Exercise brief
Extract every line where the string "title" appears.

Material provided

-- Start --

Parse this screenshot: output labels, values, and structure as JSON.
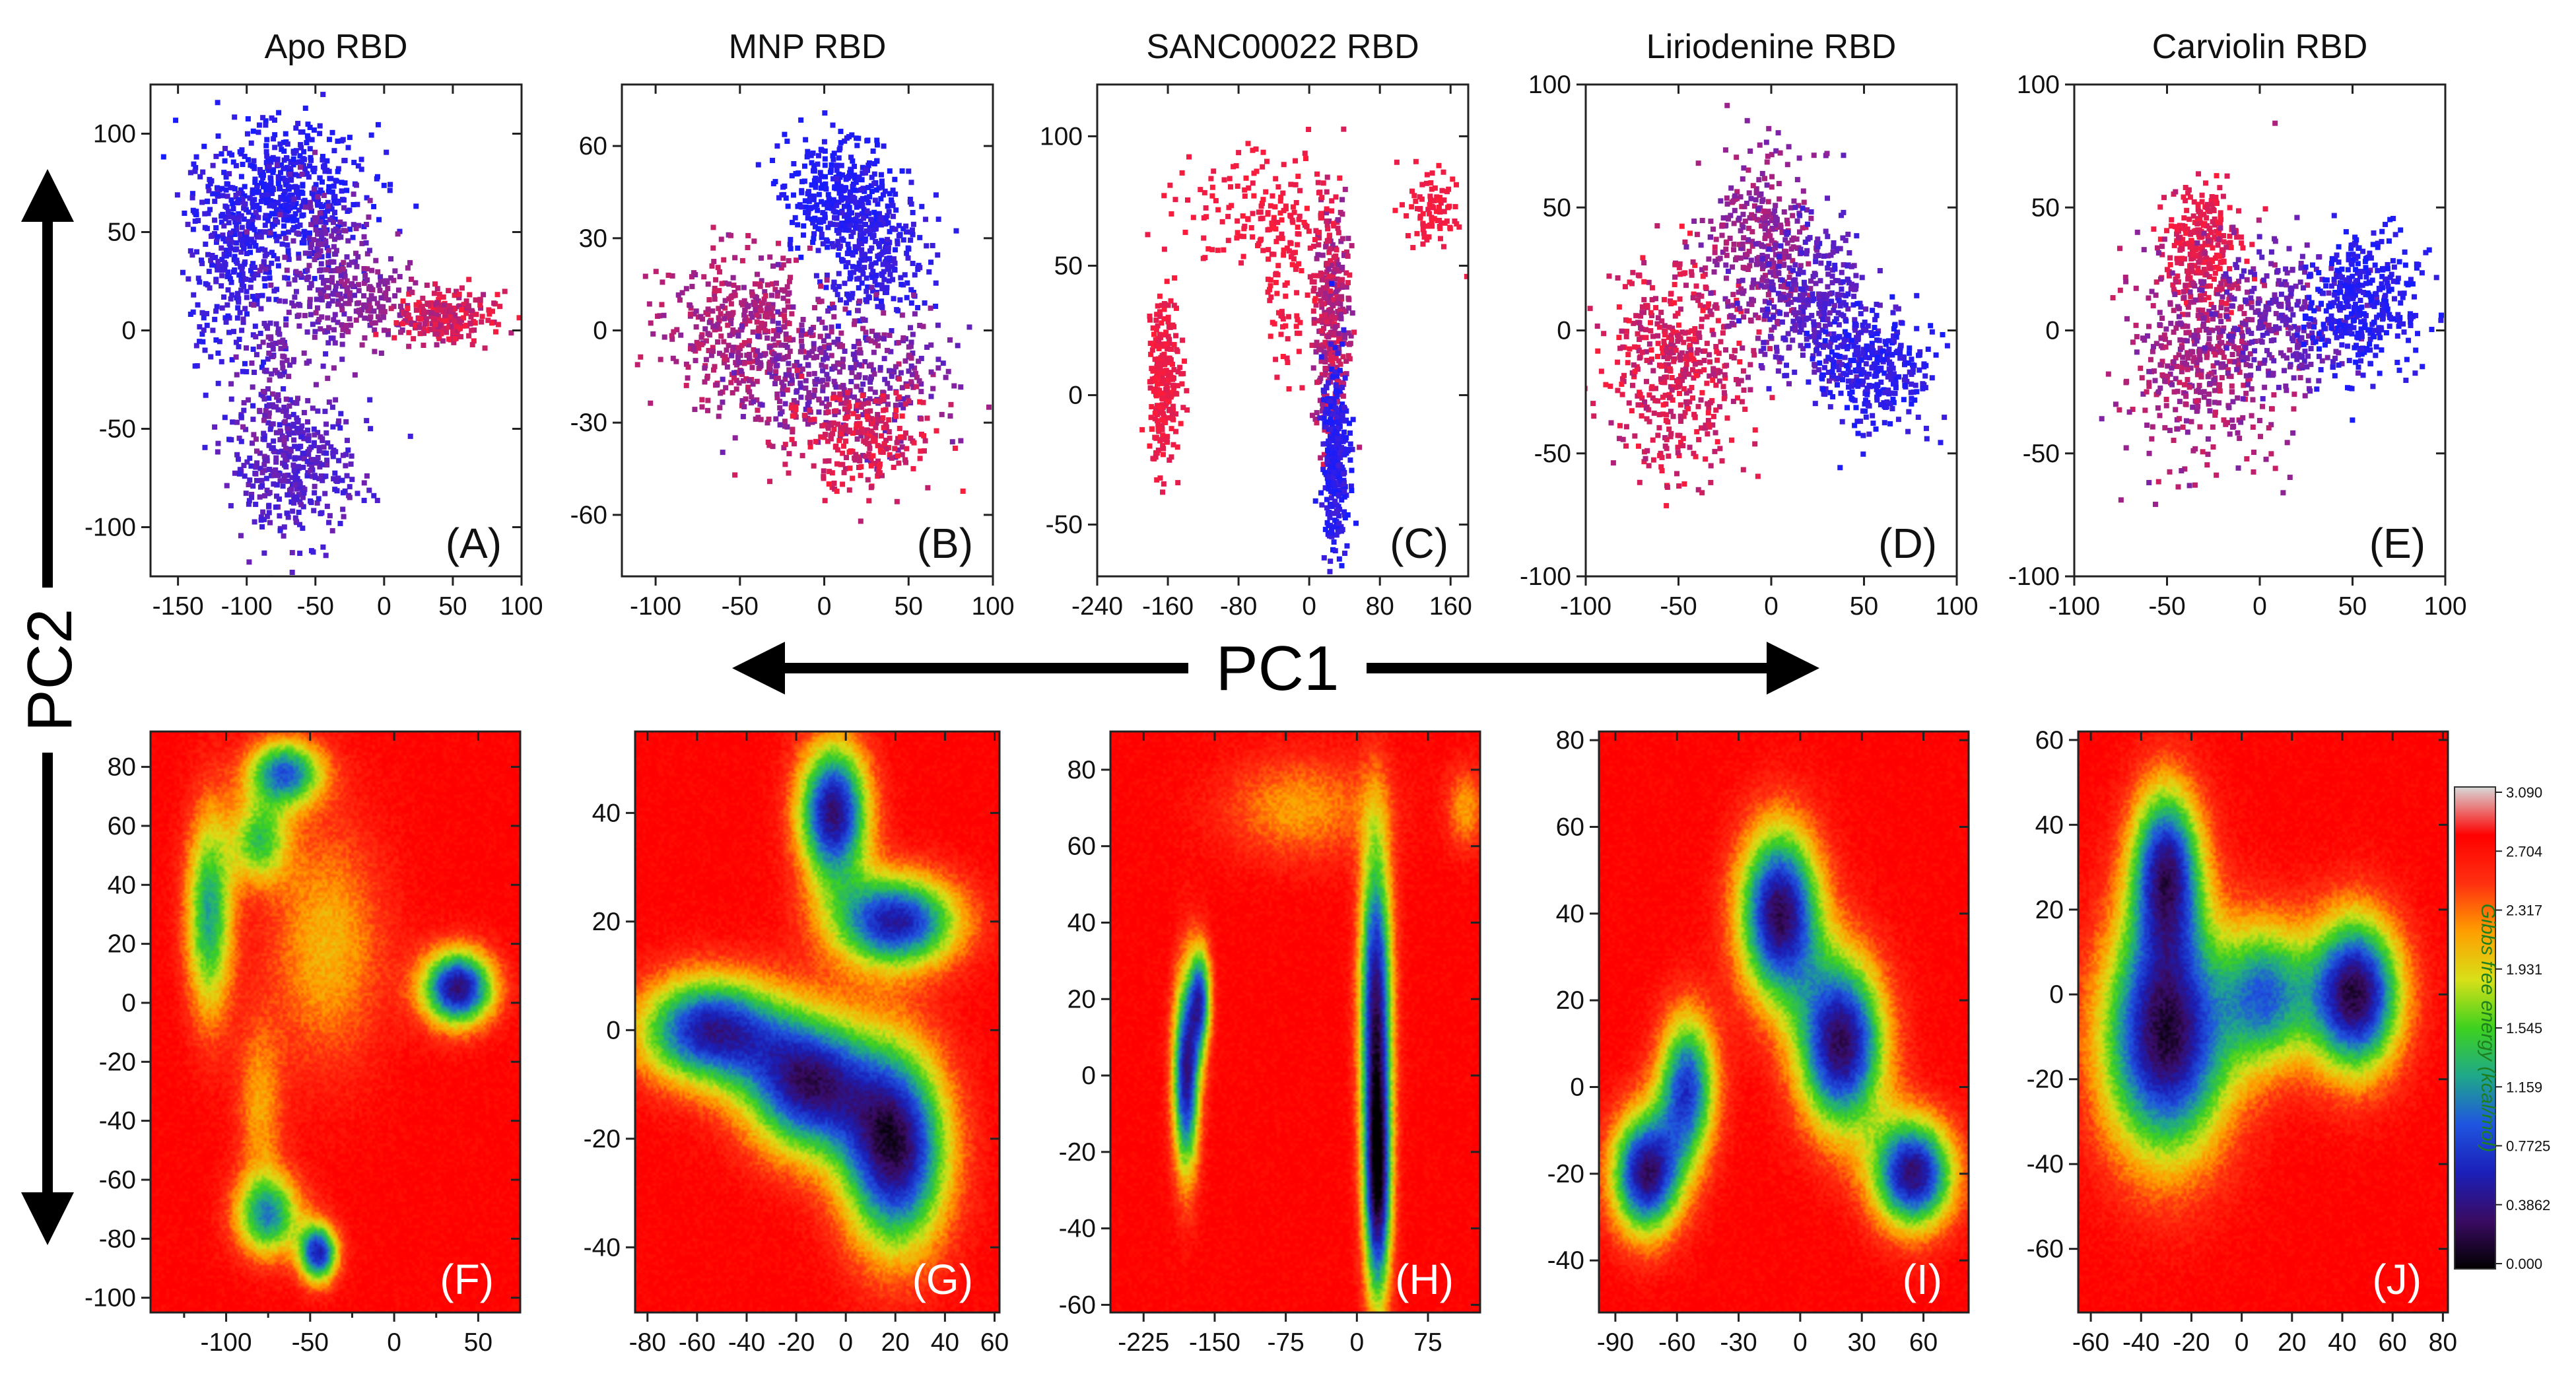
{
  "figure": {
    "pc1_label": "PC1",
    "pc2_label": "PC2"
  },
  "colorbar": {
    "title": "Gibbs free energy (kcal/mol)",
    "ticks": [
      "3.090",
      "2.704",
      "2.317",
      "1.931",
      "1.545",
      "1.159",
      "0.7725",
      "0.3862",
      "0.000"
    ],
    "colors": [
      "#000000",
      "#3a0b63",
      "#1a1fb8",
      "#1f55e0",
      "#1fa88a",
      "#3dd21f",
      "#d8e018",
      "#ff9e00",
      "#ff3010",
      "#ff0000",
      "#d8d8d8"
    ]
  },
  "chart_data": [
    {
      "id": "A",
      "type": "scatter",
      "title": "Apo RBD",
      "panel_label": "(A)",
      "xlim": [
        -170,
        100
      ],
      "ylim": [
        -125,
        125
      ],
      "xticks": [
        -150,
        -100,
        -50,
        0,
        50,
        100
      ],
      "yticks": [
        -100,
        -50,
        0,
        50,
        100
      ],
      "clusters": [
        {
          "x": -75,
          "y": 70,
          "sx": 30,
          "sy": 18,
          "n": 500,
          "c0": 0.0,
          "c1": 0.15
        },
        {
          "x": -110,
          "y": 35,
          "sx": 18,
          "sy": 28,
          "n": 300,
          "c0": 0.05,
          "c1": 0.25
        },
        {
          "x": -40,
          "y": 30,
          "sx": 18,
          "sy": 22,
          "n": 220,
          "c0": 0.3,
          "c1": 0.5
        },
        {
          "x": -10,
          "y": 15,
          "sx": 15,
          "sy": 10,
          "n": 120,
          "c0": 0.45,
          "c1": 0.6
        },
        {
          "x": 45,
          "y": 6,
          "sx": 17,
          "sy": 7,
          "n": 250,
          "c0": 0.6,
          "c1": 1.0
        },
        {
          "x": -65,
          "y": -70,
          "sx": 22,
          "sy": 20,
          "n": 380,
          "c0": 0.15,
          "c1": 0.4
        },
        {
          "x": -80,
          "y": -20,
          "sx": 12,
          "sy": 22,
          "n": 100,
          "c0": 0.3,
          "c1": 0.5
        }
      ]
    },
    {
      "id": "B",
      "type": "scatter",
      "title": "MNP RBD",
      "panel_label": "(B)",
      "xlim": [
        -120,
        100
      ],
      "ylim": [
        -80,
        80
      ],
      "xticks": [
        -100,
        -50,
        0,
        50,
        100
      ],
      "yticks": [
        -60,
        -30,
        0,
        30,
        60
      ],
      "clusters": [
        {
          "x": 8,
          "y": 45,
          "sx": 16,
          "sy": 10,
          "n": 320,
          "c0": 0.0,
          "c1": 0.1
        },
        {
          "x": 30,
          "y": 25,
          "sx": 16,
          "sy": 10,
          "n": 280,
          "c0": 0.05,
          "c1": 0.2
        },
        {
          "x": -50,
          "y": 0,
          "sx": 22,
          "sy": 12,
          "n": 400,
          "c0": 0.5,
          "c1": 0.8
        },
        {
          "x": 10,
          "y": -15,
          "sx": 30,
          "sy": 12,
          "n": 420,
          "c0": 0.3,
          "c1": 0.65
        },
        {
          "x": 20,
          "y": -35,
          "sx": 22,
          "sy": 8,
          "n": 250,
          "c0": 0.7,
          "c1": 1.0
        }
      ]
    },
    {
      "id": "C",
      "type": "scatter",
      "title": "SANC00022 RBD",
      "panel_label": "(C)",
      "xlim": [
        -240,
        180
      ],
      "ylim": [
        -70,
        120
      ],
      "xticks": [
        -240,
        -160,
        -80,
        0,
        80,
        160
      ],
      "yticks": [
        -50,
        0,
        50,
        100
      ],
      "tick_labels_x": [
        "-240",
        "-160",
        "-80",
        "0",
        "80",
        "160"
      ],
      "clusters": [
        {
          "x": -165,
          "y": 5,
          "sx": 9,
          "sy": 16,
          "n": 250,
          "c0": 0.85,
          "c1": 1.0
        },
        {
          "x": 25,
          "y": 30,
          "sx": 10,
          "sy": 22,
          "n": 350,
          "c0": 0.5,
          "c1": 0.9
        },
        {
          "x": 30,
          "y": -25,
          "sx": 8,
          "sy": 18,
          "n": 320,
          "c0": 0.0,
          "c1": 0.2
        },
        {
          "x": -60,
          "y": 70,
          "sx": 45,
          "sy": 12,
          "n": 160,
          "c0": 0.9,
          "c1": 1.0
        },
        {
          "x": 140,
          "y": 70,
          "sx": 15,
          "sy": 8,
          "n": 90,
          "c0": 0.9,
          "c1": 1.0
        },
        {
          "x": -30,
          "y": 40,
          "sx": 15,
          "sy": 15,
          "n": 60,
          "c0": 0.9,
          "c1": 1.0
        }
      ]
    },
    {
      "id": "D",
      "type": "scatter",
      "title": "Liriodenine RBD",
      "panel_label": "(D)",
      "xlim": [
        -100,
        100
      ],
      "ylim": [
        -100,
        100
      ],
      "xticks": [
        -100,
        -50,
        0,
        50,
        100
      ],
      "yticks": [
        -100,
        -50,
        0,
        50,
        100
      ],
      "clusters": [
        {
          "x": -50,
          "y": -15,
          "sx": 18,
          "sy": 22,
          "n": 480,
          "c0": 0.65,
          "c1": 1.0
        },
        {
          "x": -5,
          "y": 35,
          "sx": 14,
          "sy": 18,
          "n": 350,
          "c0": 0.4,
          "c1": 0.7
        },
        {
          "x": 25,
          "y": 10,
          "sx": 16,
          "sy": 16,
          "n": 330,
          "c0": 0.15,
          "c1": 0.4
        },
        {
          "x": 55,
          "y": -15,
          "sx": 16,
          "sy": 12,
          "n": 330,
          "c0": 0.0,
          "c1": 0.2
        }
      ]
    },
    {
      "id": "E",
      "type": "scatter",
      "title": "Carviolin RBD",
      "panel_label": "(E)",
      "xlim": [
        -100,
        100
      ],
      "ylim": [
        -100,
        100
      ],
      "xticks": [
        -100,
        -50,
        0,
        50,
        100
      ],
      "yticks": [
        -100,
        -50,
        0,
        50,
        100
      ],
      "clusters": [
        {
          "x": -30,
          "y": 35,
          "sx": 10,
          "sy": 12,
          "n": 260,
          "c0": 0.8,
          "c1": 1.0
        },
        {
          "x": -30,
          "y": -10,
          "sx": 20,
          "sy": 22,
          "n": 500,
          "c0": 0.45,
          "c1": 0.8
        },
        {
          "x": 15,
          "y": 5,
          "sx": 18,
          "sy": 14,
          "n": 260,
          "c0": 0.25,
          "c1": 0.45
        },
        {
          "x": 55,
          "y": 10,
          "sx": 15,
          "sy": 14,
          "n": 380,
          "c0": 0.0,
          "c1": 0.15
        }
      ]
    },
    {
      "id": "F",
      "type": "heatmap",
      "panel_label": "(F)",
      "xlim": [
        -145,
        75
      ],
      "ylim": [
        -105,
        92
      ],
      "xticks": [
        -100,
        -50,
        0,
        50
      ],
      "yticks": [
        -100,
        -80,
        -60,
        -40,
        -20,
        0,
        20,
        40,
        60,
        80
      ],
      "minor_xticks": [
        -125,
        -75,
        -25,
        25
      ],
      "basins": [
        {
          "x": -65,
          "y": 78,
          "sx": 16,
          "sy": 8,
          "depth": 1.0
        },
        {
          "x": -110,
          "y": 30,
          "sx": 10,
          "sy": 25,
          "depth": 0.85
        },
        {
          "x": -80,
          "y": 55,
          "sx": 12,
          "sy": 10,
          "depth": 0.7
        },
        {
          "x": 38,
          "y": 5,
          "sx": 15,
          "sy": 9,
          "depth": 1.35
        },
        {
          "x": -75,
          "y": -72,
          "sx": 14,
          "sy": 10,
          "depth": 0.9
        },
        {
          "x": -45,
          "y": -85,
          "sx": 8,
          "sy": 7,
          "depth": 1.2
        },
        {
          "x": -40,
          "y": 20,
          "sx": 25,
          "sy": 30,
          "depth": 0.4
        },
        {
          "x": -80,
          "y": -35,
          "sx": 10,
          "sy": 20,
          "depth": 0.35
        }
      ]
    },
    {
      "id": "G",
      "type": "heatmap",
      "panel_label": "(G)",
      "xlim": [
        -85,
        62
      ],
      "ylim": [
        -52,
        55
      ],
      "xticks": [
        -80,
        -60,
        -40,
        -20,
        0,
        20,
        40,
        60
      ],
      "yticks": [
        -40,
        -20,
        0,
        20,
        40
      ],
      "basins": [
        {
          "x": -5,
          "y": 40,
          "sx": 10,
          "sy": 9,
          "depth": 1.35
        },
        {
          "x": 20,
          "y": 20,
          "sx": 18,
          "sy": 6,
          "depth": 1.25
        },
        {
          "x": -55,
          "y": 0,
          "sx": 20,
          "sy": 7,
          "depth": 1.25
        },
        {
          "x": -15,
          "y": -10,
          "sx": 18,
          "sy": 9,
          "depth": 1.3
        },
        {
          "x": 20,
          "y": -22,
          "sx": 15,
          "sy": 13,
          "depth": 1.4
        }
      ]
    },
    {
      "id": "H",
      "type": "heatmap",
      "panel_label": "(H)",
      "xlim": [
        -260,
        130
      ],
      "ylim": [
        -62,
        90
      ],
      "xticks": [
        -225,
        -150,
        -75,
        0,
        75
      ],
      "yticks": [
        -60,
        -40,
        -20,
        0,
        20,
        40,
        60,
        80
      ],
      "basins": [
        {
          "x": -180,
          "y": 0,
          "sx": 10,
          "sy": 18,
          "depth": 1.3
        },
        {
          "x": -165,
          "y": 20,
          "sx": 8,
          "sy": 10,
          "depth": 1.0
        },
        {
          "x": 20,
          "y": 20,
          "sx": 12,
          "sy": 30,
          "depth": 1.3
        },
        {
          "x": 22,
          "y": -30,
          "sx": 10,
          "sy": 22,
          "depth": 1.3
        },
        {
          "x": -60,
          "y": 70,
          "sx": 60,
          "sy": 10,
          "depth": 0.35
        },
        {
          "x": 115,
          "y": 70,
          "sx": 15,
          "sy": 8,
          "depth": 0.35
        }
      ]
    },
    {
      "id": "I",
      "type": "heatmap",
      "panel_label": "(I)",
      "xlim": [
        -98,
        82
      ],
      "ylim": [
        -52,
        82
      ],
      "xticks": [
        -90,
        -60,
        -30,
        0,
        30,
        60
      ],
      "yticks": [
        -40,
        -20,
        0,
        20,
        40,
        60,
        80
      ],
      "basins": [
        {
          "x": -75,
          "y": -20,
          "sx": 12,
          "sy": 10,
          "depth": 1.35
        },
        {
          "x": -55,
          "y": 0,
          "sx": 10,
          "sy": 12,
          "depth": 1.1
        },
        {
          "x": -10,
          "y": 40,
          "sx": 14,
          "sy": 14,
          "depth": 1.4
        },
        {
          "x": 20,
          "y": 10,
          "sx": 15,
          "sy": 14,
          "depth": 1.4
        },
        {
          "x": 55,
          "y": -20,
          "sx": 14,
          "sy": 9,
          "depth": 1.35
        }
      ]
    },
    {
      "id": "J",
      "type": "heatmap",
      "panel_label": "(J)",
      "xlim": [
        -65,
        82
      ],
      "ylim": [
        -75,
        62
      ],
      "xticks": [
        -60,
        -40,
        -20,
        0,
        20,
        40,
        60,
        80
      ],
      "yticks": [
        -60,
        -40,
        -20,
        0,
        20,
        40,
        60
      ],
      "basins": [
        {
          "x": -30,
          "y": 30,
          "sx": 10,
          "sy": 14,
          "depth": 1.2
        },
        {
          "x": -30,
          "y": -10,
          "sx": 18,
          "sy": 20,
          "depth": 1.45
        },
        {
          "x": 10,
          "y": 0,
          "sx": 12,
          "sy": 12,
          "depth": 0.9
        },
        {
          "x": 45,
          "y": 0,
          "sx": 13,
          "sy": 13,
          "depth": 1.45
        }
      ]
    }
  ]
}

-- End --

Response to the exercise
    "title": "Gibbs free energy (kcal/mol)",
      "title": "Apo RBD",
      "title": "MNP RBD",
      "title": "SANC00022 RBD",
      "title": "Liriodenine RBD",
      "title": "Carviolin RBD",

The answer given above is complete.